_SOURCE DATA_.
━━━━━━━━━━━━━━━━━━━━━━━━━━━━━━

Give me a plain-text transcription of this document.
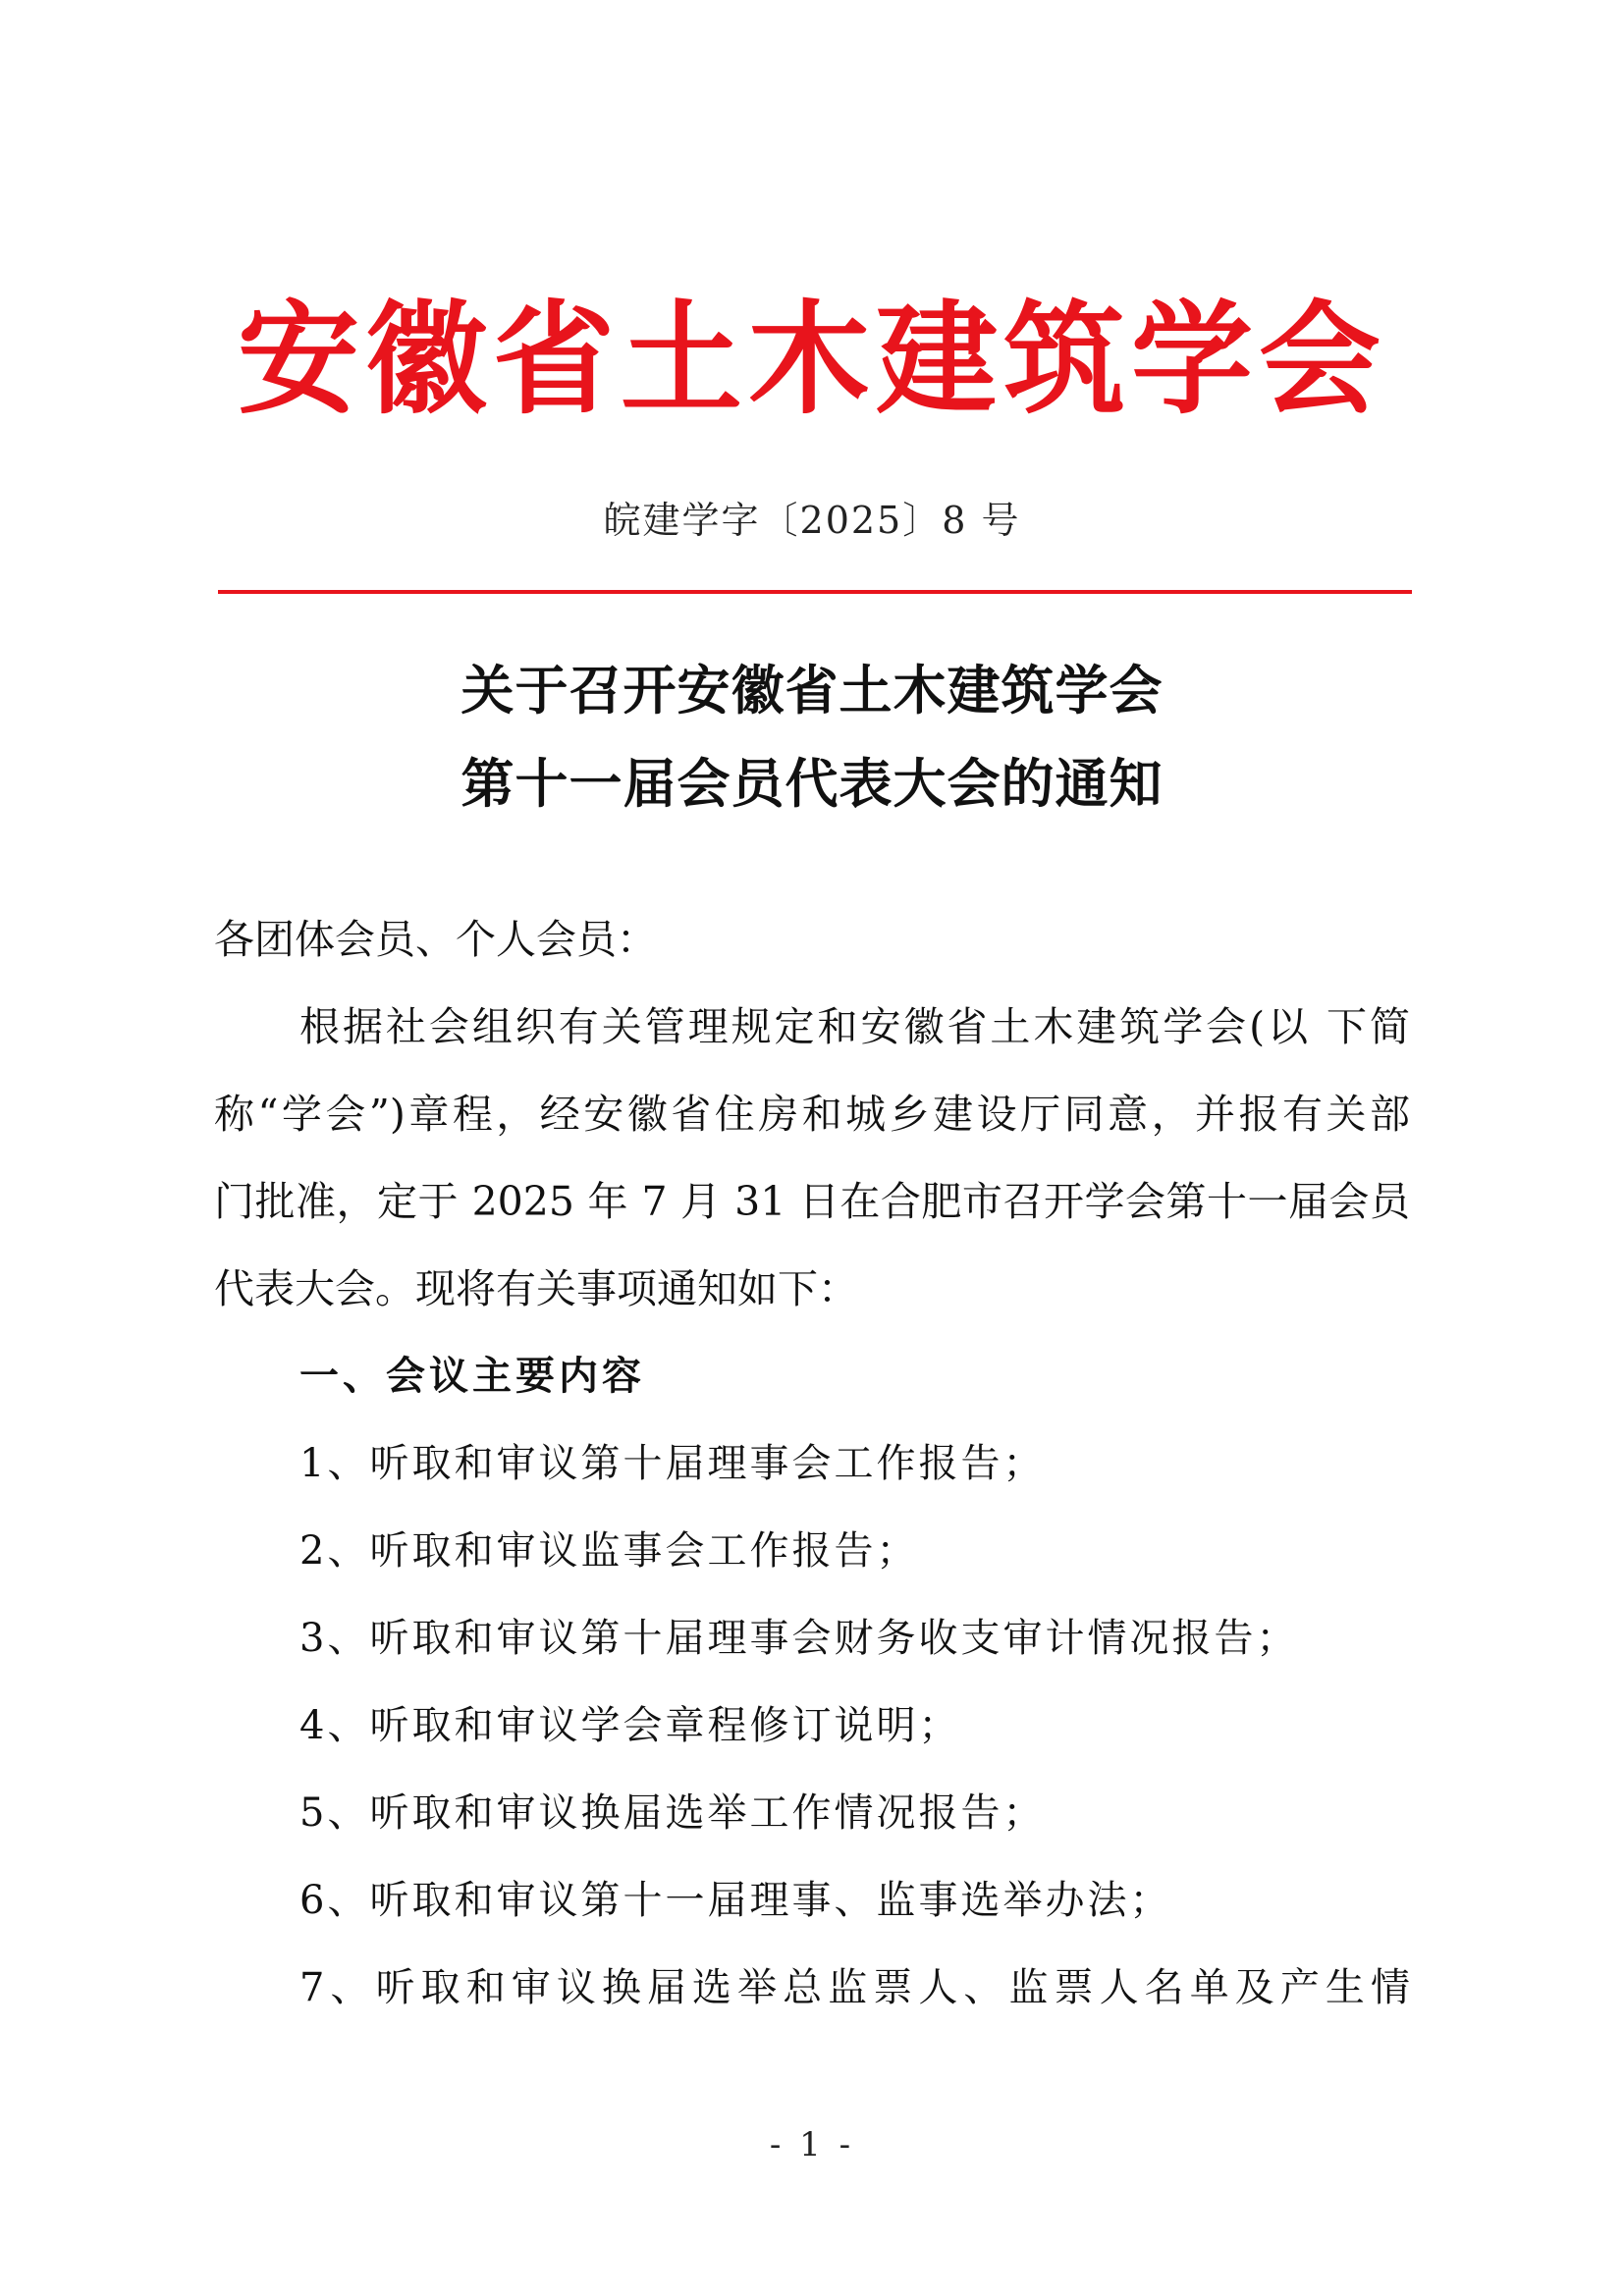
安徽省土木建筑学会
皖建学字〔2025〕8 号
关于召开安徽省土木建筑学会
第十一届会员代表大会的通知
各团体会员、个人会员：
根据社会组织有关管理规定和安徽省土木建筑学会(以 下简
称“学会”)章程，经安徽省住房和城乡建设厅同意，并报有关部
门批准，定于 2025 年 7 月 31 日在合肥市召开学会第十一届会员
代表大会。现将有关事项通知如下：
一、会议主要内容
1、听取和审议第十届理事会工作报告；
2、听取和审议监事会工作报告；
3、听取和审议第十届理事会财务收支审计情况报告；
4、听取和审议学会章程修订说明；
5、听取和审议换届选举工作情况报告；
6、听取和审议第十一届理事、监事选举办法；
7、听取和审议换届选举总监票人、监票人名单及产生情
- 1 -
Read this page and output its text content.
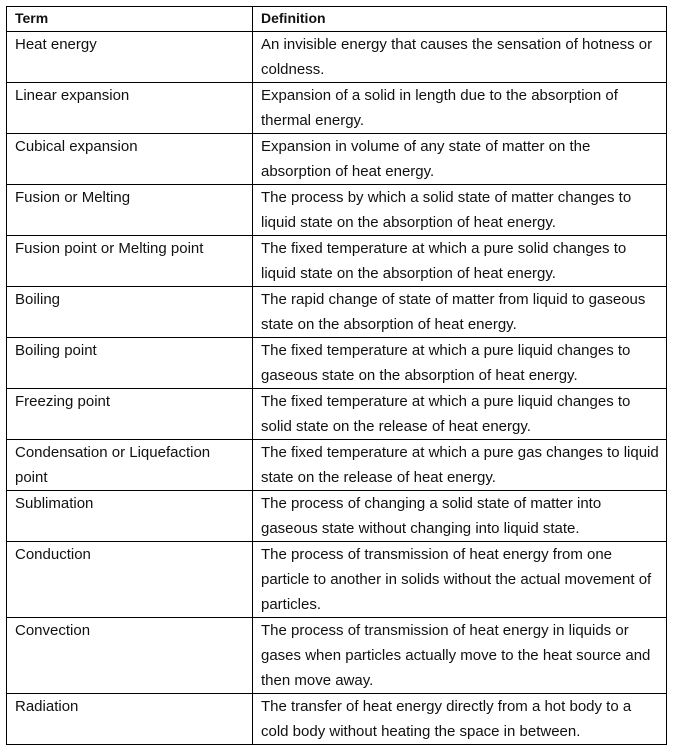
Term	Definition
Heat energy	An invisible energy that causes the sensation of hotness or coldness.
Linear expansion	Expansion of a solid in length due to the absorption of thermal energy.
Cubical expansion	Expansion in volume of any state of matter on the absorption of heat energy.
Fusion or Melting	The process by which a solid state of matter changes to liquid state on the absorption of heat energy.
Fusion point or Melting point	The fixed temperature at which a pure solid changes to liquid state on the absorption of heat energy.
Boiling	The rapid change of state of matter from liquid to gaseous state on the absorption of heat energy.
Boiling point	The fixed temperature at which a pure liquid changes to gaseous state on the absorption of heat energy.
Freezing point	The fixed temperature at which a pure liquid changes to solid state on the release of heat energy.
Condensation or Liquefaction point	The fixed temperature at which a pure gas changes to liquid state on the release of heat energy.
Sublimation	The process of changing a solid state of matter into gaseous state without changing into liquid state.
Conduction	The process of transmission of heat energy from one particle to another in solids without the actual movement of particles.
Convection	The process of transmission of heat energy in liquids or gases when particles actually move to the heat source and then move away.
Radiation	The transfer of heat energy directly from a hot body to a cold body without heating the space in between.
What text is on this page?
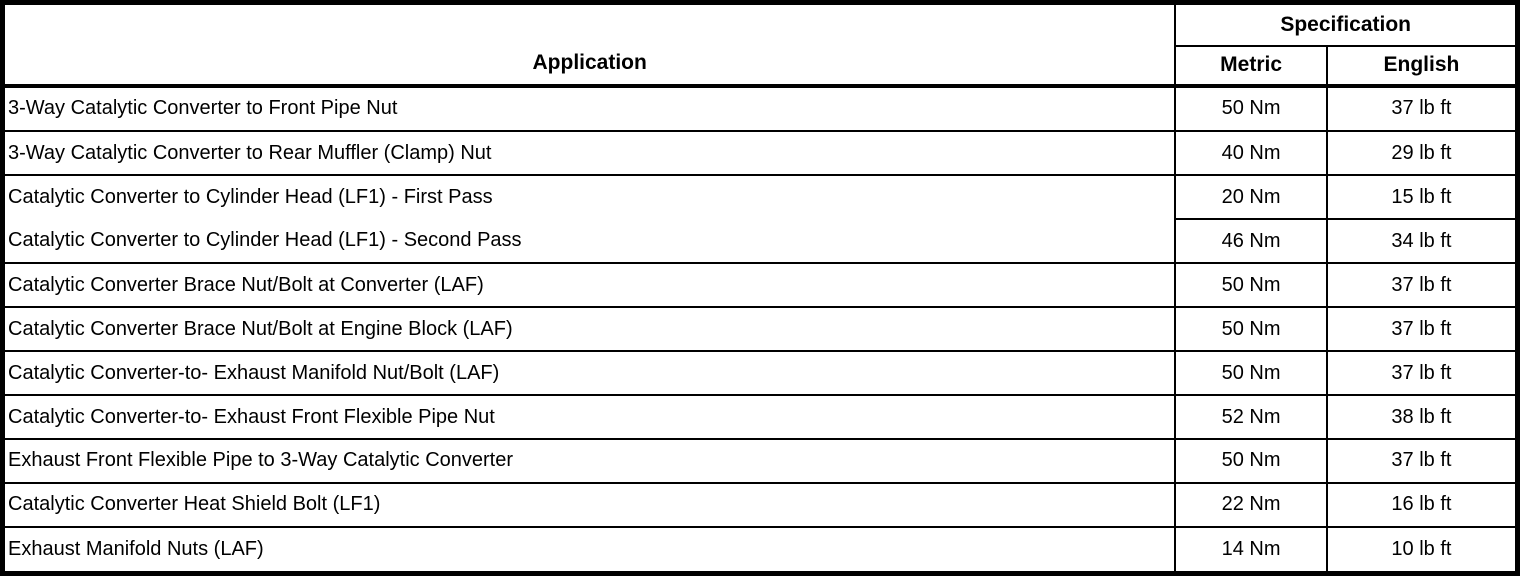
Application	Specification	
	Metric	English
3-Way Catalytic Converter to Front Pipe Nut	50 Nm	37 lb ft
3-Way Catalytic Converter to Rear Muffler (Clamp) Nut	40 Nm	29 lb ft
Catalytic Converter to Cylinder Head (LF1) - First Pass	20 Nm	15 lb ft
Catalytic Converter to Cylinder Head (LF1) - Second Pass	46 Nm	34 lb ft
Catalytic Converter Brace Nut/Bolt at Converter (LAF)	50 Nm	37 lb ft
Catalytic Converter Brace Nut/Bolt at Engine Block (LAF)	50 Nm	37 lb ft
Catalytic Converter-to- Exhaust Manifold Nut/Bolt (LAF)	50 Nm	37 lb ft
Catalytic Converter-to- Exhaust Front Flexible Pipe Nut	52 Nm	38 lb ft
Exhaust Front Flexible Pipe to 3-Way Catalytic Converter	50 Nm	37 lb ft
Catalytic Converter Heat Shield Bolt (LF1)	22 Nm	16 lb ft
Exhaust Manifold Nuts (LAF)	14 Nm	10 lb ft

━━━━━━━━━━━━━━━━━━━━━━━━━━━━━━

_WHAT NEEDS TO BE DONE_. Find every line holding the word "Expansion"; give their count and nothing else.

_OUTPUT OF THE TASK_. 2